== TASK GOAL ==
What lines below mention the word "corresponding"? Copy each one.

== DATASET CONTENT ==
___

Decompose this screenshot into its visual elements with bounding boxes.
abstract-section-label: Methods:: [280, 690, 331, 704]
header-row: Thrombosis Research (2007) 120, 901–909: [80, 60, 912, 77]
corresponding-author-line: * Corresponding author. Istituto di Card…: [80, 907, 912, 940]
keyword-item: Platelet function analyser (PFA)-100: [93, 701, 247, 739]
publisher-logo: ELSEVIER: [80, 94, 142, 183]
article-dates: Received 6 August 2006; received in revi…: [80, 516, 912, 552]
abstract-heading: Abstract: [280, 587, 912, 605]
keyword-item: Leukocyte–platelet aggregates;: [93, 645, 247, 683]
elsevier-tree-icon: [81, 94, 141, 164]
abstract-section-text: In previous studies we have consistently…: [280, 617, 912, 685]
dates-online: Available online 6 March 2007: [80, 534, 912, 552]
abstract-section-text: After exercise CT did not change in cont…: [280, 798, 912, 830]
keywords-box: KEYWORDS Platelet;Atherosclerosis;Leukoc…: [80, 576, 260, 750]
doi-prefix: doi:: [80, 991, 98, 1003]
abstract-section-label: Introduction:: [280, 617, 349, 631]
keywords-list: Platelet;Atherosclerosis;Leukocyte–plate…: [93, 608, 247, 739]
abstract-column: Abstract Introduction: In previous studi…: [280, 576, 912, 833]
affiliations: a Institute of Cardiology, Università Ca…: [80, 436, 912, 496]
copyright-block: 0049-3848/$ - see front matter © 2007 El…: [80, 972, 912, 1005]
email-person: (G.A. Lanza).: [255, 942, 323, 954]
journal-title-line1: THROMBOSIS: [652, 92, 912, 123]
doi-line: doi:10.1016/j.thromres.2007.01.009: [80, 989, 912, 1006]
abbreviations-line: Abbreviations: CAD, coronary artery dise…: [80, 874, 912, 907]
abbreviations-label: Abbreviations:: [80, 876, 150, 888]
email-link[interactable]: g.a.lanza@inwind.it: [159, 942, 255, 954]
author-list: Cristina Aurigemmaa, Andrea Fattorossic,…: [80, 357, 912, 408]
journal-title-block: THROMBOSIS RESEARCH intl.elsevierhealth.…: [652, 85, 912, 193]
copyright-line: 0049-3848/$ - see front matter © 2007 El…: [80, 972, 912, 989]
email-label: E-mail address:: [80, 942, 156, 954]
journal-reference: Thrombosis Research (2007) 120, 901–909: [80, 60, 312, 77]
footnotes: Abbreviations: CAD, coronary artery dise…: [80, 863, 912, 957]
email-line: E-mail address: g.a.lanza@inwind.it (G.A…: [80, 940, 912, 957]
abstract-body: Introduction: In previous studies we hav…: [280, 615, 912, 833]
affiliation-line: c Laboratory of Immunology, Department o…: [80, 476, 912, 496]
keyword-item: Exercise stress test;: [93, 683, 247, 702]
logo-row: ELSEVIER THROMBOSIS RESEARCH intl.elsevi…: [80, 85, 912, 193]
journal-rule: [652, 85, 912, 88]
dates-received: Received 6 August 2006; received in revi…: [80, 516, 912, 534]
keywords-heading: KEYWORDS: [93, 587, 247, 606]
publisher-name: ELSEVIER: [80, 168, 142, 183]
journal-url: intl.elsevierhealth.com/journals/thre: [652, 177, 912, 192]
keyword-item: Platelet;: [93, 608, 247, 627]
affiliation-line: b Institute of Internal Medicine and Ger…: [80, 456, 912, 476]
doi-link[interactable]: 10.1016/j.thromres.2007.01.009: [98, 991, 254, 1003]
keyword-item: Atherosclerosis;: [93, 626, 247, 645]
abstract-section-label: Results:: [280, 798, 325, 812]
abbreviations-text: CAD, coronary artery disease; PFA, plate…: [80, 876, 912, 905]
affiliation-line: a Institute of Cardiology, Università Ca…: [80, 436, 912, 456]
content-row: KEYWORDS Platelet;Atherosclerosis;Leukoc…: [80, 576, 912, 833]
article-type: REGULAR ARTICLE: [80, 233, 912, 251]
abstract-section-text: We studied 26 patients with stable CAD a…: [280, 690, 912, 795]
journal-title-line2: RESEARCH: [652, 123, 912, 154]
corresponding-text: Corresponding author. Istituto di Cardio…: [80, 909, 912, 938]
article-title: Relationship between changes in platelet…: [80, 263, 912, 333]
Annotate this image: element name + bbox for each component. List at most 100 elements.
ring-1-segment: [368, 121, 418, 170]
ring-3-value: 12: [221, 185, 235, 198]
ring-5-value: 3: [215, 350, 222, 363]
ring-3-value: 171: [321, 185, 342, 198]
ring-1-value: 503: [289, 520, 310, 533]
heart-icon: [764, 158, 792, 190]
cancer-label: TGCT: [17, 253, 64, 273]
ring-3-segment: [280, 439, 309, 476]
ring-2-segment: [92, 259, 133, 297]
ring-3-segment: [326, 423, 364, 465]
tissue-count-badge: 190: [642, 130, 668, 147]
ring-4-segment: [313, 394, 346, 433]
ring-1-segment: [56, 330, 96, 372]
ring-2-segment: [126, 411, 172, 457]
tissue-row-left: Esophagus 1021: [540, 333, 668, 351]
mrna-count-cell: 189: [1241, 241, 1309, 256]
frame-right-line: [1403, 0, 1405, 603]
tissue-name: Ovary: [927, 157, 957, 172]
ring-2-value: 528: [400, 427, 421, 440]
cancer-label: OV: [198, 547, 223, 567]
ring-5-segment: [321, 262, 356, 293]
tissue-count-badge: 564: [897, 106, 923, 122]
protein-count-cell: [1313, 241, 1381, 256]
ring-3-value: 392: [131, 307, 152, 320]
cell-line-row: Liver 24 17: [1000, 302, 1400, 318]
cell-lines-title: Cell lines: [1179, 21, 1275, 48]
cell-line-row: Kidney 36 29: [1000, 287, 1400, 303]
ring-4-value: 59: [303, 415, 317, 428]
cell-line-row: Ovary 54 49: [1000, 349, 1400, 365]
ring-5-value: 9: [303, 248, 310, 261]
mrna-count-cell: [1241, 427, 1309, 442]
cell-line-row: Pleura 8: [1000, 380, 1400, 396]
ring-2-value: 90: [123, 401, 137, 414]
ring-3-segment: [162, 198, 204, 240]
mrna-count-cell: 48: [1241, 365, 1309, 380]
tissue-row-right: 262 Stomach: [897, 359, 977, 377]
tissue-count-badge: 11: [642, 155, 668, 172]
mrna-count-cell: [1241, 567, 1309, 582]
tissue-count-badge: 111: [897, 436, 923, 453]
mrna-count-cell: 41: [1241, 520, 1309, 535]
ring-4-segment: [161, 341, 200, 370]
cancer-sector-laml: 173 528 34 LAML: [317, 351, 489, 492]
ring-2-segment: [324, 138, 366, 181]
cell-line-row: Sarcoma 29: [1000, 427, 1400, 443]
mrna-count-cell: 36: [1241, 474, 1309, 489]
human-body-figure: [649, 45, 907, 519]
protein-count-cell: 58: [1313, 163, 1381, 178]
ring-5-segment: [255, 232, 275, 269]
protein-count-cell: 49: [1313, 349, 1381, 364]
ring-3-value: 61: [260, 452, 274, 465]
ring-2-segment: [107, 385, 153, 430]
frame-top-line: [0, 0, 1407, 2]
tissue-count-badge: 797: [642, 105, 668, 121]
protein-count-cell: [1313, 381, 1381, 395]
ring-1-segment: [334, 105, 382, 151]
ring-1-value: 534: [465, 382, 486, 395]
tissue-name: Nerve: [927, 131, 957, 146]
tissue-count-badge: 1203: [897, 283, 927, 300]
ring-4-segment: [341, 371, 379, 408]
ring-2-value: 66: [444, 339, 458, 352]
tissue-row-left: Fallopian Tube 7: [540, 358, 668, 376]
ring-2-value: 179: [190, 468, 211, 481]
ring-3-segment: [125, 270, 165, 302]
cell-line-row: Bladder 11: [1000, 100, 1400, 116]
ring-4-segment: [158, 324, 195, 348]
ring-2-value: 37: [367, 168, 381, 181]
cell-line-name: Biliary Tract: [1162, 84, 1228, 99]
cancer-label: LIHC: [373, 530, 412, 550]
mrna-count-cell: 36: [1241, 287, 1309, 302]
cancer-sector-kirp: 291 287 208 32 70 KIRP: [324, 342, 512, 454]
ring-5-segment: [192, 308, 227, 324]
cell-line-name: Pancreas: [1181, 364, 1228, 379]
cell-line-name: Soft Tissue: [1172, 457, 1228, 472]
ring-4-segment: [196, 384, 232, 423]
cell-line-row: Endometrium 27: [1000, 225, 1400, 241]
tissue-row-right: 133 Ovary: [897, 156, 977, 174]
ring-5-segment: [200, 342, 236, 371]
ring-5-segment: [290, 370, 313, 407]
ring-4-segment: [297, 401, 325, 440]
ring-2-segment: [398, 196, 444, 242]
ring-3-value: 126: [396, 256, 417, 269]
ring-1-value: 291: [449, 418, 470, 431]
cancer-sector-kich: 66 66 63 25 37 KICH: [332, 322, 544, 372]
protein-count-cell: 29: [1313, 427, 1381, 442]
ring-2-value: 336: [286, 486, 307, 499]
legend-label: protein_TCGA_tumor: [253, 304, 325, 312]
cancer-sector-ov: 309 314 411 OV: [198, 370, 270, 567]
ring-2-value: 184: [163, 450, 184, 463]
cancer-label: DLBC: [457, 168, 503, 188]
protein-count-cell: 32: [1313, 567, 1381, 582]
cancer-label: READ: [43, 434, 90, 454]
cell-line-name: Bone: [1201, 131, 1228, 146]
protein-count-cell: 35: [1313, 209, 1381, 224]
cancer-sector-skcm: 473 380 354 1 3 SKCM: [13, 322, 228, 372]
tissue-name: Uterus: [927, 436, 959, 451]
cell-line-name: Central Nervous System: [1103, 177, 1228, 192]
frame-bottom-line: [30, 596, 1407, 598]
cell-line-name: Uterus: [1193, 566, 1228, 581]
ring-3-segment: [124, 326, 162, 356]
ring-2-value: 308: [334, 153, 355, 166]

___

== TASK OUTPUT ==
corresponding-author-line: * Corresponding author. Istituto di Card…: [80, 907, 912, 940]
corresponding-text: Corresponding author. Istituto di Cardio…: [80, 909, 912, 938]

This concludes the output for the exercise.